DATASET
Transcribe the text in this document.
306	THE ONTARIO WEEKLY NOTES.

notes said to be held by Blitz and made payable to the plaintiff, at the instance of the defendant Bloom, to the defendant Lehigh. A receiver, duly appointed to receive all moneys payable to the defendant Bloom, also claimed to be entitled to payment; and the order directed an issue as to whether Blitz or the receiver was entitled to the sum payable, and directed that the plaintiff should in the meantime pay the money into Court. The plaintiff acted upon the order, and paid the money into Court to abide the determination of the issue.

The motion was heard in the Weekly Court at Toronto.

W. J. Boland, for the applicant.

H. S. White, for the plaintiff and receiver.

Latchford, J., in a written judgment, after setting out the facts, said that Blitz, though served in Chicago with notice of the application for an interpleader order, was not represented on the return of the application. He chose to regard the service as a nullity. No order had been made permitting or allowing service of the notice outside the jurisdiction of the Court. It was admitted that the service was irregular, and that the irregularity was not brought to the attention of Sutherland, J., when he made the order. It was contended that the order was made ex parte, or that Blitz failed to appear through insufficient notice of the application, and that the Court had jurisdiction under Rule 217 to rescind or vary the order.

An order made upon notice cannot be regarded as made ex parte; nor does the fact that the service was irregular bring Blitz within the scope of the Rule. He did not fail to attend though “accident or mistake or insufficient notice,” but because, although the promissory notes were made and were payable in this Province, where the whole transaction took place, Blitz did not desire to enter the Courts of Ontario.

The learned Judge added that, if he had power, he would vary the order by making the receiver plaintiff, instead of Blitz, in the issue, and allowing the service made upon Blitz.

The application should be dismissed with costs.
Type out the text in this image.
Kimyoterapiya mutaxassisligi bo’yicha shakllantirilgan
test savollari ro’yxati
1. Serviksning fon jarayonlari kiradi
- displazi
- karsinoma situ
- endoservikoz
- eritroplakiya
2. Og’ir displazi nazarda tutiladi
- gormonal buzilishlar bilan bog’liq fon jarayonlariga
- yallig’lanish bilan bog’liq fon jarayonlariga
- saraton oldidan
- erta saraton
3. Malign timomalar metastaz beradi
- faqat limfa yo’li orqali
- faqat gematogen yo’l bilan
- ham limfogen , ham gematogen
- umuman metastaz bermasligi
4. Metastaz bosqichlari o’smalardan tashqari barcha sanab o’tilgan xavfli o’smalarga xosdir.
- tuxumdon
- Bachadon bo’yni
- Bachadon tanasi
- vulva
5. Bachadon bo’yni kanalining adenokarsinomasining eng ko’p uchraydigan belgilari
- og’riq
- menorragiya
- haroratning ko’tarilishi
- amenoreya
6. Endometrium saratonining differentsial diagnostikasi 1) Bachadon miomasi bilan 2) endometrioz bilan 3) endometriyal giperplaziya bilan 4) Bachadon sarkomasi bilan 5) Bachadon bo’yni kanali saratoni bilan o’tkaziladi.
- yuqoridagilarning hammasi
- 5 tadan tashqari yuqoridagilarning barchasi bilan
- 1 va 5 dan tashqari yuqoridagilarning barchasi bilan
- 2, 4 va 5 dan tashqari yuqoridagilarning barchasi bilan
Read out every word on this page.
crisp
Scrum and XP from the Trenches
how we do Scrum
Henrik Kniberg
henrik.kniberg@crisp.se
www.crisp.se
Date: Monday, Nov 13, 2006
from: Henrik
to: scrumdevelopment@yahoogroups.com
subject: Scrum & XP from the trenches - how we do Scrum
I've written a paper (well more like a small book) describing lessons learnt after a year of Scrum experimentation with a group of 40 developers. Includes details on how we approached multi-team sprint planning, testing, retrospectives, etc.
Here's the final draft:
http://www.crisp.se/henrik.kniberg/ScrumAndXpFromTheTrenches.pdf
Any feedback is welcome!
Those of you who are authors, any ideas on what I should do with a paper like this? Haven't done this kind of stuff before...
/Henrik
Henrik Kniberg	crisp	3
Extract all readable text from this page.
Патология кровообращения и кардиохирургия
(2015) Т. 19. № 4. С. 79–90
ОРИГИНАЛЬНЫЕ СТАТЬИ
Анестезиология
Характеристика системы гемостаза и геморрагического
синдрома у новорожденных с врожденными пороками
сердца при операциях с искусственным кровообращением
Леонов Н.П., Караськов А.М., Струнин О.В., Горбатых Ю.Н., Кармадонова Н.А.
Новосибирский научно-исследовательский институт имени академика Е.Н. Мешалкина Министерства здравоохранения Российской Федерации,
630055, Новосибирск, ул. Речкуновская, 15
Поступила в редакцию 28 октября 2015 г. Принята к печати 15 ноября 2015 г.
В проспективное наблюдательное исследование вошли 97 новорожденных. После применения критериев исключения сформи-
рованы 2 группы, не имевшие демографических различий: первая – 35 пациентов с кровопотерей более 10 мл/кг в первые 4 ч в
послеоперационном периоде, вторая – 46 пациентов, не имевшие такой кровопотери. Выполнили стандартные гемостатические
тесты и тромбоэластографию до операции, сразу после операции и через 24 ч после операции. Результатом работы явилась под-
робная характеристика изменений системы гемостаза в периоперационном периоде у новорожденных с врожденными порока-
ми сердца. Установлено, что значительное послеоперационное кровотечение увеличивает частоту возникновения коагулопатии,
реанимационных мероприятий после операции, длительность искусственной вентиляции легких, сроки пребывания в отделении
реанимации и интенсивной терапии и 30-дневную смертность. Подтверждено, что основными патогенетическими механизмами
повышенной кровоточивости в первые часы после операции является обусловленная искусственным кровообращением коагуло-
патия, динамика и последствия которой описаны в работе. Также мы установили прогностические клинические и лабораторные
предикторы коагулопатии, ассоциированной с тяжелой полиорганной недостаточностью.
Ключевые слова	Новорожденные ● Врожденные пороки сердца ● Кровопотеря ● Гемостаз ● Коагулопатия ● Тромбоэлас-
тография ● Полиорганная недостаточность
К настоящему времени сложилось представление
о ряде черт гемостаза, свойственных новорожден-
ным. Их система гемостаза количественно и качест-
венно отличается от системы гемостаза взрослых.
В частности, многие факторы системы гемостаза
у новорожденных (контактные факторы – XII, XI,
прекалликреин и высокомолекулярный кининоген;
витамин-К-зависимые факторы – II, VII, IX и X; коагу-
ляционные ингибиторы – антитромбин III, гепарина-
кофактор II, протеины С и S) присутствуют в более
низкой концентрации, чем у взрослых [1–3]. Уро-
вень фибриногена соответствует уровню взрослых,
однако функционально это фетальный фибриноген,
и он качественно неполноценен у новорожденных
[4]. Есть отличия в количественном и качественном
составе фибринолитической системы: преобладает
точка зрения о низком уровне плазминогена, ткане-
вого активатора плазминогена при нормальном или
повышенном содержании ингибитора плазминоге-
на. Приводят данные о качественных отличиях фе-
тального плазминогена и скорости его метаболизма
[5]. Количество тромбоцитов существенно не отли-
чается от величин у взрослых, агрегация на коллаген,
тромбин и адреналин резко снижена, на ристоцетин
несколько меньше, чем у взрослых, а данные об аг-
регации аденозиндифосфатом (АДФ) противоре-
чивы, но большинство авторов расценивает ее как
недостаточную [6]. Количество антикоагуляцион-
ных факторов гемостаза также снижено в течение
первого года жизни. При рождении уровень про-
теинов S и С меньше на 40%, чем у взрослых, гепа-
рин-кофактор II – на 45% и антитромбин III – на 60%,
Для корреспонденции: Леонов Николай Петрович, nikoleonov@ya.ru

INSTRUCTIONS FOR THE TASK
Pick out the lines containing the string "like".

WRITTEN ANSWER
I've written a paper (well more like a small book) describing lessons learnt after a year of Scrum experimentation with a group of 40 developers. Includes details on how we approached multi-team sprint planning, testing, retrospectives, etc.
Those of you who are authors, any ideas on what I should do with a paper like this? Haven't done this kind of stuff before...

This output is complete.